═════ DATA EXCERPTS
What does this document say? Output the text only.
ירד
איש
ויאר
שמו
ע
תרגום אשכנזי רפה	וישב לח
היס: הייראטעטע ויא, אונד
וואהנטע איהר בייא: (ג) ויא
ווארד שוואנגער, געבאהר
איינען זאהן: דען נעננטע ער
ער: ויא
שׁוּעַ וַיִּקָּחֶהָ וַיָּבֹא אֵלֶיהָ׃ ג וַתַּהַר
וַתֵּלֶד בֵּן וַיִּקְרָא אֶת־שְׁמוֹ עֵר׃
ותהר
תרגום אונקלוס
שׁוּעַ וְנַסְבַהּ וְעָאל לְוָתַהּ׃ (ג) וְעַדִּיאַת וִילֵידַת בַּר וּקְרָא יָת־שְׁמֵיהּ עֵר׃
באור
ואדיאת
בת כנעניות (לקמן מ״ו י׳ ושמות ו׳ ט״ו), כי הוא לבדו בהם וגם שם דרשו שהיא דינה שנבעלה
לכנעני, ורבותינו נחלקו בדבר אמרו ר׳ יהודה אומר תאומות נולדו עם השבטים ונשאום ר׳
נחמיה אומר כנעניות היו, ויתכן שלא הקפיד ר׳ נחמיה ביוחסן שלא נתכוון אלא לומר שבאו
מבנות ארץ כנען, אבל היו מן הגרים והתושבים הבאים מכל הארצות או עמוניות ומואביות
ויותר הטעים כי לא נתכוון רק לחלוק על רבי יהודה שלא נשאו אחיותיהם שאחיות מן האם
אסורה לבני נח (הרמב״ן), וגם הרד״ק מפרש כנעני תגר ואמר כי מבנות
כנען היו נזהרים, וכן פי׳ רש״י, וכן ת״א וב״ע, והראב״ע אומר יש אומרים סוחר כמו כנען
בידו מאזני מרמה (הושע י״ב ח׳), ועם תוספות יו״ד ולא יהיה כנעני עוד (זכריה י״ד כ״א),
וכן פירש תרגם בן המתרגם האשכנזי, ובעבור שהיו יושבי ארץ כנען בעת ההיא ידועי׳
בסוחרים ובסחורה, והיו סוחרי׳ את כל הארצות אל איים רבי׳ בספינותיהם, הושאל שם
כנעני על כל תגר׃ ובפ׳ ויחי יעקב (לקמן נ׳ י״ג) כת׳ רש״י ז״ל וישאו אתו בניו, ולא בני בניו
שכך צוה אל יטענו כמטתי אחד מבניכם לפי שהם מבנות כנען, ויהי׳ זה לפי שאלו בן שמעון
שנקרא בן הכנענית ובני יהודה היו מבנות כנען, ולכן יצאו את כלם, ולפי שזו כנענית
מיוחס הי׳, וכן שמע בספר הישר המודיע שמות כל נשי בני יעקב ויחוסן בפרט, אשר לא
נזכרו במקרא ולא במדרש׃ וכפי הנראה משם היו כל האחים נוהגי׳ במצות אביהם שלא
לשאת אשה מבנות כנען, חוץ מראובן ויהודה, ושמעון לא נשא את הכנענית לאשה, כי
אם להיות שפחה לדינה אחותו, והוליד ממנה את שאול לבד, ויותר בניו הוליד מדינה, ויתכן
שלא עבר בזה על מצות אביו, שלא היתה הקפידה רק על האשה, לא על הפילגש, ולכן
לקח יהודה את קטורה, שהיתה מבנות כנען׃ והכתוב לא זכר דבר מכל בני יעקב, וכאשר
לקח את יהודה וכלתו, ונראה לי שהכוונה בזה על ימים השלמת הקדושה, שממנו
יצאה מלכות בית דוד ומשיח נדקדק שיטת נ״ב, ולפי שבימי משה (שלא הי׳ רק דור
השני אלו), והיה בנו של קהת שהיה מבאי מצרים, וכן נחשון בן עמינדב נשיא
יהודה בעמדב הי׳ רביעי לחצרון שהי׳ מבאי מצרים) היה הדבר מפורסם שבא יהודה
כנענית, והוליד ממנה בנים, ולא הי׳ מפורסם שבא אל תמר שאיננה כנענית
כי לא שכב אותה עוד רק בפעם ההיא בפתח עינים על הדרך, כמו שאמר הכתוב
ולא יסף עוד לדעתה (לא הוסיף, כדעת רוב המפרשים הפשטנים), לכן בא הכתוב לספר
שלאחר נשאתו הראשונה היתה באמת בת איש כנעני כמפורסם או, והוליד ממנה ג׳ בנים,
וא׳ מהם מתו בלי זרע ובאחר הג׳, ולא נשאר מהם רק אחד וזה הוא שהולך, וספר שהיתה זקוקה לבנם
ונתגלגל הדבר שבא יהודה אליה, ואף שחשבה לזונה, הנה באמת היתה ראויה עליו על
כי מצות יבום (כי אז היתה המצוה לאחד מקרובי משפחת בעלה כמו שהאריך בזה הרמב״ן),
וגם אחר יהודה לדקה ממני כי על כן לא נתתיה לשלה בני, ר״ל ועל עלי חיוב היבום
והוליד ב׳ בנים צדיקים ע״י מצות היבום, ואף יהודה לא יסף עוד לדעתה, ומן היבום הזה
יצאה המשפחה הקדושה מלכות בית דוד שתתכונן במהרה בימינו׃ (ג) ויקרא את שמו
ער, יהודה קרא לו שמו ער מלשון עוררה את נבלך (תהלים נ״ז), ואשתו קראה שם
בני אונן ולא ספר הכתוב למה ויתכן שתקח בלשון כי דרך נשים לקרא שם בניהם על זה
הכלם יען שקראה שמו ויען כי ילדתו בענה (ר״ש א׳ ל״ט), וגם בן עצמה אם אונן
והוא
══════════
EXERCISE DIRECTIONS: Exactly reproduce all of the entries.

THE COMPLETED TASK:
What does this document say? Output the text only.
ירד
איש
ויאר
שמו
ע
תרגום אשכנזי רפה	וישב לח
היס: הייראטעטע ויא, אונד
וואהנטע איהר בייא: (ג) ויא
ווארד שוואנגער, געבאהר
איינען זאהן: דען נעננטע ער
ער: ויא
שׁוּעַ וַיִּקָּחֶהָ וַיָּבֹא אֵלֶיהָ׃ ג וַתַּהַר
וַתֵּלֶד בֵּן וַיִּקְרָא אֶת־שְׁמוֹ עֵר׃
ותהר
תרגום אונקלוס
שׁוּעַ וְנַסְבַהּ וְעָאל לְוָתַהּ׃ (ג) וְעַדִּיאַת וִילֵידַת בַּר וּקְרָא יָת־שְׁמֵיהּ עֵר׃
באור
ואדיאת
בת כנעניות (לקמן מ״ו י׳ ושמות ו׳ ט״ו), כי הוא לבדו בהם וגם שם דרשו שהיא דינה שנבעלה
לכנעני, ורבותינו נחלקו בדבר אמרו ר׳ יהודה אומר תאומות נולדו עם השבטים ונשאום ר׳
נחמיה אומר כנעניות היו, ויתכן שלא הקפיד ר׳ נחמיה ביוחסן שלא נתכוון אלא לומר שבאו
מבנות ארץ כנען, אבל היו מן הגרים והתושבים הבאים מכל הארצות או עמוניות ומואביות
ויותר הטעים כי לא נתכוון רק לחלוק על רבי יהודה שלא נשאו אחיותיהם שאחיות מן האם
אסורה לבני נח (הרמב״ן), וגם הרד״ק מפרש כנעני תגר ואמר כי מבנות
כנען היו נזהרים, וכן פי׳ רש״י, וכן ת״א וב״ע, והראב״ע אומר יש אומרים סוחר כמו כנען
בידו מאזני מרמה (הושע י״ב ח׳), ועם תוספות יו״ד ולא יהיה כנעני עוד (זכריה י״ד כ״א),
וכן פירש תרגם בן המתרגם האשכנזי, ובעבור שהיו יושבי ארץ כנען בעת ההיא ידועי׳
בסוחרים ובסחורה, והיו סוחרי׳ את כל הארצות אל איים רבי׳ בספינותיהם, הושאל שם
כנעני על כל תגר׃ ובפ׳ ויחי יעקב (לקמן נ׳ י״ג) כת׳ רש״י ז״ל וישאו אתו בניו, ולא בני בניו
שכך צוה אל יטענו כמטתי אחד מבניכם לפי שהם מבנות כנען, ויהי׳ זה לפי שאלו בן שמעון
שנקרא בן הכנענית ובני יהודה היו מבנות כנען, ולכן יצאו את כלם, ולפי שזו כנענית
מיוחס הי׳, וכן שמע בספר הישר המודיע שמות כל נשי בני יעקב ויחוסן בפרט, אשר לא
נזכרו במקרא ולא במדרש׃ וכפי הנראה משם היו כל האחים נוהגי׳ במצות אביהם שלא
לשאת אשה מבנות כנען, חוץ מראובן ויהודה, ושמעון לא נשא את הכנענית לאשה, כי
אם להיות שפחה לדינה אחותו, והוליד ממנה את שאול לבד, ויותר בניו הוליד מדינה, ויתכן
שלא עבר בזה על מצות אביו, שלא היתה הקפידה רק על האשה, לא על הפילגש, ולכן
לקח יהודה את קטורה, שהיתה מבנות כנען׃ והכתוב לא זכר דבר מכל בני יעקב, וכאשר
לקח את יהודה וכלתו, ונראה לי שהכוונה בזה על ימים השלמת הקדושה, שממנו
יצאה מלכות בית דוד ומשיח נדקדק שיטת נ״ב, ולפי שבימי משה (שלא הי׳ רק דור
השני אלו), והיה בנו של קהת שהיה מבאי מצרים, וכן נחשון בן עמינדב נשיא
יהודה בעמדב הי׳ רביעי לחצרון שהי׳ מבאי מצרים) היה הדבר מפורסם שבא יהודה
כנענית, והוליד ממנה בנים, ולא הי׳ מפורסם שבא אל תמר שאיננה כנענית
כי לא שכב אותה עוד רק בפעם ההיא בפתח עינים על הדרך, כמו שאמר הכתוב
ולא יסף עוד לדעתה (לא הוסיף, כדעת רוב המפרשים הפשטנים), לכן בא הכתוב לספר
שלאחר נשאתו הראשונה היתה באמת בת איש כנעני כמפורסם או, והוליד ממנה ג׳ בנים,
וא׳ מהם מתו בלי זרע ובאחר הג׳, ולא נשאר מהם רק אחד וזה הוא שהולך, וספר שהיתה זקוקה לבנם
ונתגלגל הדבר שבא יהודה אליה, ואף שחשבה לזונה, הנה באמת היתה ראויה עליו על
כי מצות יבום (כי אז היתה המצוה לאחד מקרובי משפחת בעלה כמו שהאריך בזה הרמב״ן),
וגם אחר יהודה לדקה ממני כי על כן לא נתתיה לשלה בני, ר״ל ועל עלי חיוב היבום
והוליד ב׳ בנים צדיקים ע״י מצות היבום, ואף יהודה לא יסף עוד לדעתה, ומן היבום הזה
יצאה המשפחה הקדושה מלכות בית דוד שתתכונן במהרה בימינו׃ (ג) ויקרא את שמו
ער, יהודה קרא לו שמו ער מלשון עוררה את נבלך (תהלים נ״ז), ואשתו קראה שם
בני אונן ולא ספר הכתוב למה ויתכן שתקח בלשון כי דרך נשים לקרא שם בניהם על זה
הכלם יען שקראה שמו ויען כי ילדתו בענה (ר״ש א׳ ל״ט), וגם בן עצמה אם אונן
והוא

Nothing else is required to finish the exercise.